═════ DATA LINES

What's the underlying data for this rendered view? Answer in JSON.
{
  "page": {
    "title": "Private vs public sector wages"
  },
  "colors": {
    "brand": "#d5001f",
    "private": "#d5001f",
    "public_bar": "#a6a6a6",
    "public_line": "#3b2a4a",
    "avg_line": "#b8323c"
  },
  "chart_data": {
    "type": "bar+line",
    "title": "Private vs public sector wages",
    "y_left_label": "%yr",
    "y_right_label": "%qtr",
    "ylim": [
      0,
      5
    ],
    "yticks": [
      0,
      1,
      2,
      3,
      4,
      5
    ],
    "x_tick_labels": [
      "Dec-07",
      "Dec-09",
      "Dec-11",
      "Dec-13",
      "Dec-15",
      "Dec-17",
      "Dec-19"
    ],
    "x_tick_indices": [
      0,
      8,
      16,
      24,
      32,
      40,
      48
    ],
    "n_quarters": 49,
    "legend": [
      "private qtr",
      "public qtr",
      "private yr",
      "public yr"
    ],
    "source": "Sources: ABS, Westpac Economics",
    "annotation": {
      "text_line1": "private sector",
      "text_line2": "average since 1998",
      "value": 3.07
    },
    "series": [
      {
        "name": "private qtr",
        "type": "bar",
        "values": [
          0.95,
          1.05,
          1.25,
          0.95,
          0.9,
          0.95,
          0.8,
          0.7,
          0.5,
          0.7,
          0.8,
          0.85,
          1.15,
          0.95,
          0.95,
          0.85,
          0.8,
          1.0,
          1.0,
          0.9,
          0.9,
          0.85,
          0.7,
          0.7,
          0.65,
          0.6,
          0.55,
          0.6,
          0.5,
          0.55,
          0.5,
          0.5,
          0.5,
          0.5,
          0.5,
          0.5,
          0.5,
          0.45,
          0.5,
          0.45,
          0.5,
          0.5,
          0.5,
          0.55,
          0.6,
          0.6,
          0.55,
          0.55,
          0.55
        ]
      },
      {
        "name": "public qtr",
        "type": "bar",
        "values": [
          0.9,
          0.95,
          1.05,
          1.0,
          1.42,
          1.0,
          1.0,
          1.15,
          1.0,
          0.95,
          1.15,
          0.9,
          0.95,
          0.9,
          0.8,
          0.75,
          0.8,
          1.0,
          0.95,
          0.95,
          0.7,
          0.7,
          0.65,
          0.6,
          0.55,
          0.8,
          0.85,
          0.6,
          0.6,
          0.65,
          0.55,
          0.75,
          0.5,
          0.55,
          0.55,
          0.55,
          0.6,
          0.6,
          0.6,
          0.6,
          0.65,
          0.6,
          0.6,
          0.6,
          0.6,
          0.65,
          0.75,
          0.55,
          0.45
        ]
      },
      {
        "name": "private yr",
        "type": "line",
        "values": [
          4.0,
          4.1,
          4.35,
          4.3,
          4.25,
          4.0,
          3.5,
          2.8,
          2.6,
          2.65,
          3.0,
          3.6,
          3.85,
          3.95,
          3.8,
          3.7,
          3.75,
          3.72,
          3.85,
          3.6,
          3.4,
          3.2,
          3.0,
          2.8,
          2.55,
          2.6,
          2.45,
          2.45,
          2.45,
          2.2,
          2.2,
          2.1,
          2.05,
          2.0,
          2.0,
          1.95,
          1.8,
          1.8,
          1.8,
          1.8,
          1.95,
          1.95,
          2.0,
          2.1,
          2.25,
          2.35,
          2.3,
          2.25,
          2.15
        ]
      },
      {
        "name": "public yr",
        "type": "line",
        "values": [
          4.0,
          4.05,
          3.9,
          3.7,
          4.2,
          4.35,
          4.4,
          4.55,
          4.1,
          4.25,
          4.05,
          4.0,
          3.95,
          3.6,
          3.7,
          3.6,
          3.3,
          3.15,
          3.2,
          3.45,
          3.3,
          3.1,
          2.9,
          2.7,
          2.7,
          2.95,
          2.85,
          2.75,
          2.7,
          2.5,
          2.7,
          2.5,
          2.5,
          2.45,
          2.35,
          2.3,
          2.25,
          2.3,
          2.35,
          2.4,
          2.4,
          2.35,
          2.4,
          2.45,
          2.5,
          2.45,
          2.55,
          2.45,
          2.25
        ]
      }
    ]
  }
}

══════════
═════ DATA LINES

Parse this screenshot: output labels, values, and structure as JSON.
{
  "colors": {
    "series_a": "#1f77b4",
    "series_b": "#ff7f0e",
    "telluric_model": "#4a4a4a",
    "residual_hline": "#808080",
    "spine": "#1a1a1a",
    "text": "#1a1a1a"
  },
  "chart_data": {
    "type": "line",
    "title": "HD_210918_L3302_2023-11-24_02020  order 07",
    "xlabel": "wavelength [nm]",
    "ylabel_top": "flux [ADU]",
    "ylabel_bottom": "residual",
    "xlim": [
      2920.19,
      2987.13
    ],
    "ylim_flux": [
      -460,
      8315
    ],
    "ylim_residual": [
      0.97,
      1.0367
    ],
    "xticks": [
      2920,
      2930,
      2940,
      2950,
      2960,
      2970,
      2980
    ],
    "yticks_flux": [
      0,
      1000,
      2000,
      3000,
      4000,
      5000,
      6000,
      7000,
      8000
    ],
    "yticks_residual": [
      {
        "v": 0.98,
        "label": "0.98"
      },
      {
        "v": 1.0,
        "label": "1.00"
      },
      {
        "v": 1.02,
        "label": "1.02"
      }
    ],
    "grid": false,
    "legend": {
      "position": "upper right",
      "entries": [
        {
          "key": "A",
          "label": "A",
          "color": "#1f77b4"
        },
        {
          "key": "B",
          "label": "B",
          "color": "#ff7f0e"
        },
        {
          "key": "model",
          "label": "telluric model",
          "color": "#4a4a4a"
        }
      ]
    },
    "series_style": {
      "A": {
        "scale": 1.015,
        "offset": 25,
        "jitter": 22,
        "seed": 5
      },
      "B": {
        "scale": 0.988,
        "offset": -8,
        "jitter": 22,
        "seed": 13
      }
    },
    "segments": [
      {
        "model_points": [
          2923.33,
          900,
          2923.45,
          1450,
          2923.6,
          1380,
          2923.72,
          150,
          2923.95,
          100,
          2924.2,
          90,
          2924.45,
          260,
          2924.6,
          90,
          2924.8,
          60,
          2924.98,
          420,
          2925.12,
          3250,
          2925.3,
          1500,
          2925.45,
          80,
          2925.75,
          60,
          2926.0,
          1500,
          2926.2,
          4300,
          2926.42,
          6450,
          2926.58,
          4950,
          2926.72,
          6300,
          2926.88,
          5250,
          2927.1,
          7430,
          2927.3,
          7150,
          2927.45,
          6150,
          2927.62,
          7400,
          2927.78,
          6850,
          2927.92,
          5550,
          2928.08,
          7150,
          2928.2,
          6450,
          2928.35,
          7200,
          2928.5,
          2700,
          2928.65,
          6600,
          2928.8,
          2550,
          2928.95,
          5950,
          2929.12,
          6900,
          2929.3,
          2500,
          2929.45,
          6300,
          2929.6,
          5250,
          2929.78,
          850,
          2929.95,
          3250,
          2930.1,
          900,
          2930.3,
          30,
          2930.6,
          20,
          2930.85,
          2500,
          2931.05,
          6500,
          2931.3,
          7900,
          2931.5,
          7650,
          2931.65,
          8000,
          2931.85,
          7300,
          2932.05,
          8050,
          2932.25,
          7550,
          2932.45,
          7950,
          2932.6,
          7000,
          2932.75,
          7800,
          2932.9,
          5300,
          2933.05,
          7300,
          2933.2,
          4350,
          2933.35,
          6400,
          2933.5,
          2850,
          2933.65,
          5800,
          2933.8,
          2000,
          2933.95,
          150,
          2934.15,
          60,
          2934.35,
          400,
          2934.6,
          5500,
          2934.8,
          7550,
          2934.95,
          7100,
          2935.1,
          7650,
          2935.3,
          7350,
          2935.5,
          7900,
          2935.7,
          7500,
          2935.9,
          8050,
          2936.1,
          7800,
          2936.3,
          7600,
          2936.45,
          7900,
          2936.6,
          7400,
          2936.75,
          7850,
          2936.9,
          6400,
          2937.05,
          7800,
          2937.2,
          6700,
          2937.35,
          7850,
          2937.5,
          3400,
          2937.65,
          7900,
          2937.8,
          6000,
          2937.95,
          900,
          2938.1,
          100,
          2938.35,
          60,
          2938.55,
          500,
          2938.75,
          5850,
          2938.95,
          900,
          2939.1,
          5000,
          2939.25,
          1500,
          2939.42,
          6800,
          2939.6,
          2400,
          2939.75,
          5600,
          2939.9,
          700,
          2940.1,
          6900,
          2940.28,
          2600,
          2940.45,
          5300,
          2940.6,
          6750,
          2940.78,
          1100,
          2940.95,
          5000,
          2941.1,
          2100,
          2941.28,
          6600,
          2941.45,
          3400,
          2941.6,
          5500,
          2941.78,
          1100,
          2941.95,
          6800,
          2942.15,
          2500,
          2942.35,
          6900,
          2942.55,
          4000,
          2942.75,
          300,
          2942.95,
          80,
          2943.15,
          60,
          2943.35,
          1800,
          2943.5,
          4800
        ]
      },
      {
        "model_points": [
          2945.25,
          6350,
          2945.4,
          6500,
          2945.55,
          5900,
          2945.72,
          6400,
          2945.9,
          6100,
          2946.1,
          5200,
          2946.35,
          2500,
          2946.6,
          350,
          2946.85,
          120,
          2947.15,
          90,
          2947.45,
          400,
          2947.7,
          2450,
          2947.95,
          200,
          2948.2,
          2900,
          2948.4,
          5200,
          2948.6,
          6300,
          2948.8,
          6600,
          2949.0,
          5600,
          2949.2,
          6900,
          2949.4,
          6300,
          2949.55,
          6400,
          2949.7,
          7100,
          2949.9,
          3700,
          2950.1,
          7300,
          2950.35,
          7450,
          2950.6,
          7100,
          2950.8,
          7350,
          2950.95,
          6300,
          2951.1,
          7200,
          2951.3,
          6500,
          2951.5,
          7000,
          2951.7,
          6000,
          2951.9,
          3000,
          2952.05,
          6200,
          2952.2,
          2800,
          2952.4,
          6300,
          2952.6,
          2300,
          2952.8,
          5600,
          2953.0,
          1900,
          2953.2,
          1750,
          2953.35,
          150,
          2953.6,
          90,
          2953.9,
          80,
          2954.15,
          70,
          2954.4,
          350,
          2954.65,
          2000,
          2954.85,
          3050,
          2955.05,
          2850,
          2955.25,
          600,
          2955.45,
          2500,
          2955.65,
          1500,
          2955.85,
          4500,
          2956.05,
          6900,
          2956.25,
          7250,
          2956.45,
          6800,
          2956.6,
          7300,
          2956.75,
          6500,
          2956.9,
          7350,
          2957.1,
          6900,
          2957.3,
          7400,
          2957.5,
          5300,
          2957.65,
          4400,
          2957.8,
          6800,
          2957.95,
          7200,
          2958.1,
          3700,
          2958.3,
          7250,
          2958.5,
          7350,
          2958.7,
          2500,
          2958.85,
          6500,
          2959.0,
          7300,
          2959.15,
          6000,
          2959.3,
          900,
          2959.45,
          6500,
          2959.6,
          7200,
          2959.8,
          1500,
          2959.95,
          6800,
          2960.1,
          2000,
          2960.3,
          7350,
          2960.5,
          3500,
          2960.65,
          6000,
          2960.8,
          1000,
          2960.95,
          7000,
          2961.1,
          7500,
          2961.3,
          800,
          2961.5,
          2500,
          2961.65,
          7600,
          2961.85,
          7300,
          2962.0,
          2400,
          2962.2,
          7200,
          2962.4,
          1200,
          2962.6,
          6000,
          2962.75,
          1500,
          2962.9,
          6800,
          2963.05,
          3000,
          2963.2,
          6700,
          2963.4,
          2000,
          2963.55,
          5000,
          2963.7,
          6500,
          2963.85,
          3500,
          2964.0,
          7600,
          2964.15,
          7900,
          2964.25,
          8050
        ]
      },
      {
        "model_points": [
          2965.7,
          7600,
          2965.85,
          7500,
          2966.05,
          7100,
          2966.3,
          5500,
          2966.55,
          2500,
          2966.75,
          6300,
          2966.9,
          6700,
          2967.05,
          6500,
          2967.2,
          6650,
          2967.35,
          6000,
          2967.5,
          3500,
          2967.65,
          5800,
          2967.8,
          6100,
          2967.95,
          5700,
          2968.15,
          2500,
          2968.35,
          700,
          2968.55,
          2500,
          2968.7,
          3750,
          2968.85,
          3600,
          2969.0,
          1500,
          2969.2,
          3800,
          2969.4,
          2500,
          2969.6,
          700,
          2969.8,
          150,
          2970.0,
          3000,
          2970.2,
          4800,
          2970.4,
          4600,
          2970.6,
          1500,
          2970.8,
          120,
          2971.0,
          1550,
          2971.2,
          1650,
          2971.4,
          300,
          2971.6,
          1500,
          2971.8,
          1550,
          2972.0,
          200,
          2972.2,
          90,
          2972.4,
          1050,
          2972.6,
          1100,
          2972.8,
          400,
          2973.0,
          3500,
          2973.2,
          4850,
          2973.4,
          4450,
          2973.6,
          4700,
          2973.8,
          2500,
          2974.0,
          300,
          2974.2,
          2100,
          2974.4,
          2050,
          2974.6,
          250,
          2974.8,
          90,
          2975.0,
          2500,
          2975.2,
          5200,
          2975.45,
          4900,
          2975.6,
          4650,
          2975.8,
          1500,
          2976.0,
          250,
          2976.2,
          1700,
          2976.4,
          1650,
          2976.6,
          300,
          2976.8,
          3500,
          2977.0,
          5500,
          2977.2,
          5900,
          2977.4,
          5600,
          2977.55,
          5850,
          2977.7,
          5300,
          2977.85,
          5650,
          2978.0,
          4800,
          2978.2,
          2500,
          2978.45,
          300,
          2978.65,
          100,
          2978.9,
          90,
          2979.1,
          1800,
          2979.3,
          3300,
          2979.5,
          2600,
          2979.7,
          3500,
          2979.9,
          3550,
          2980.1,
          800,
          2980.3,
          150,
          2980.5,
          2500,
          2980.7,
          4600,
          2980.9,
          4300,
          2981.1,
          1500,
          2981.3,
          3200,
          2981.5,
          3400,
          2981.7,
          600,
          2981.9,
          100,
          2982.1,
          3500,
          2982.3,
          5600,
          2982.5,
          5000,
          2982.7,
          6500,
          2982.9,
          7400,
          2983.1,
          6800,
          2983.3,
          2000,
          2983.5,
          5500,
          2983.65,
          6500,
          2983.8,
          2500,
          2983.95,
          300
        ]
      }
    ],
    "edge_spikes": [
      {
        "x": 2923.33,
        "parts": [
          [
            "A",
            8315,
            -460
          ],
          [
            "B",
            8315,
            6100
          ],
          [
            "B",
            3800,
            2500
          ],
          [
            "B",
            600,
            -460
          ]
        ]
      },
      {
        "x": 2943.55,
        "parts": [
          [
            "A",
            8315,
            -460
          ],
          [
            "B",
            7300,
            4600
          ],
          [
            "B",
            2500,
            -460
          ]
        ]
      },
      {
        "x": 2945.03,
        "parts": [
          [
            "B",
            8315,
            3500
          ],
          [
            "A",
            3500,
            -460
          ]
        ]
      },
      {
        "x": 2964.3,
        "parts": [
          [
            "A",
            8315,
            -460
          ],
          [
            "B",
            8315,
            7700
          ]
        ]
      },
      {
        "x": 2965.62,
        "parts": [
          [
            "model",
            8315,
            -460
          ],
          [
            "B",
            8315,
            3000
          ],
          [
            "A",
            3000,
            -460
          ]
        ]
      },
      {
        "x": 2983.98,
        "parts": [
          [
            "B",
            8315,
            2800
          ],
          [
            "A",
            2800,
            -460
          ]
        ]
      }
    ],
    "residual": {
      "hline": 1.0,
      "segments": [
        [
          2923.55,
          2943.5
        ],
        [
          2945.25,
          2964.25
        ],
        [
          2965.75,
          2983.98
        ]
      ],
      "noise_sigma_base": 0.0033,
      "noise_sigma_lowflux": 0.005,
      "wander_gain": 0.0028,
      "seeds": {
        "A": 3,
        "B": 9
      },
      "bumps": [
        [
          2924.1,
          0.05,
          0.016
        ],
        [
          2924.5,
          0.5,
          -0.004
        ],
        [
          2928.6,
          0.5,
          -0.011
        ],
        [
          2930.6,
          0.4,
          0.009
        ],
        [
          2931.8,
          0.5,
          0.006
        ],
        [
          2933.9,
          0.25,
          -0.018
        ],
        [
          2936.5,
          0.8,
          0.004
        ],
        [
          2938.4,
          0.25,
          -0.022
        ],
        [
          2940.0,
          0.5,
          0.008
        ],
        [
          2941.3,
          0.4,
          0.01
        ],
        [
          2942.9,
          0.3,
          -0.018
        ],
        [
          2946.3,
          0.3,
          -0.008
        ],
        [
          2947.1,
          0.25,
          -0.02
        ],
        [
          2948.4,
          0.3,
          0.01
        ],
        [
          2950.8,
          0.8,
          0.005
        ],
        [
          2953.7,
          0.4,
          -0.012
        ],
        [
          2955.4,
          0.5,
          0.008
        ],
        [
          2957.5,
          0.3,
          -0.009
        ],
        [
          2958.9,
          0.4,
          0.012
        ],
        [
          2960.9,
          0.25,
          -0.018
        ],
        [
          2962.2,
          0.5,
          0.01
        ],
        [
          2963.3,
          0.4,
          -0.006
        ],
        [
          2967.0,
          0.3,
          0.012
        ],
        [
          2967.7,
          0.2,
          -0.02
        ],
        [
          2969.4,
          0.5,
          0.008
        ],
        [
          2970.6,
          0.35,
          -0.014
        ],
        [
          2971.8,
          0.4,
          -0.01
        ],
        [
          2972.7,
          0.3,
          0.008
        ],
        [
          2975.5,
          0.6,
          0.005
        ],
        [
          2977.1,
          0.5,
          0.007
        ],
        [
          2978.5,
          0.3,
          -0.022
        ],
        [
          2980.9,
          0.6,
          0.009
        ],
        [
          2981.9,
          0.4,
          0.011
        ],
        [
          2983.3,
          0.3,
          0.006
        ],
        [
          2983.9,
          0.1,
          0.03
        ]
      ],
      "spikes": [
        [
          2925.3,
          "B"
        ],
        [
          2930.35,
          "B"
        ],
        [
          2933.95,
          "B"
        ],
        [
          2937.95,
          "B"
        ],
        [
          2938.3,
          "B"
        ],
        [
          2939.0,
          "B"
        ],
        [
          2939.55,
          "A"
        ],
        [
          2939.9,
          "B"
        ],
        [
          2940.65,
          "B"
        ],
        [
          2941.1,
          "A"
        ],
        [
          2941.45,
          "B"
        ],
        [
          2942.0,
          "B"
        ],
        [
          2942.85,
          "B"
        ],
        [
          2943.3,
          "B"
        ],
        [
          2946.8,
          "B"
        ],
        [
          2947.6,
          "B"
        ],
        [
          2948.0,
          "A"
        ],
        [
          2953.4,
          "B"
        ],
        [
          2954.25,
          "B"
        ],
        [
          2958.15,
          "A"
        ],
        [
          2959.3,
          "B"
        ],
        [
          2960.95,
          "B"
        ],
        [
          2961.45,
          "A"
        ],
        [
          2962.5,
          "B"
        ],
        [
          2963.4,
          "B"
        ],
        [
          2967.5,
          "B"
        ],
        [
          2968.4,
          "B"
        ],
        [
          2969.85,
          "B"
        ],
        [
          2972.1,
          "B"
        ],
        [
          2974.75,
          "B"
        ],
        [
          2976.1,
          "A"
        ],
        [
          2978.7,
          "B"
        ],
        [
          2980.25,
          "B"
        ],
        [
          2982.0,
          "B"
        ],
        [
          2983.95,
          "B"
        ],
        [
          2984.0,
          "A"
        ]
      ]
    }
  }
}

══════════

• TASK REQUIREMENTS:
Copy the lines from the entries above in which the word "JSON" appears.

• RESULT OF THE EXERCISE:
What's the underlying data for this rendered view? Answer in JSON.
Parse this screenshot: output labels, values, and structure as JSON.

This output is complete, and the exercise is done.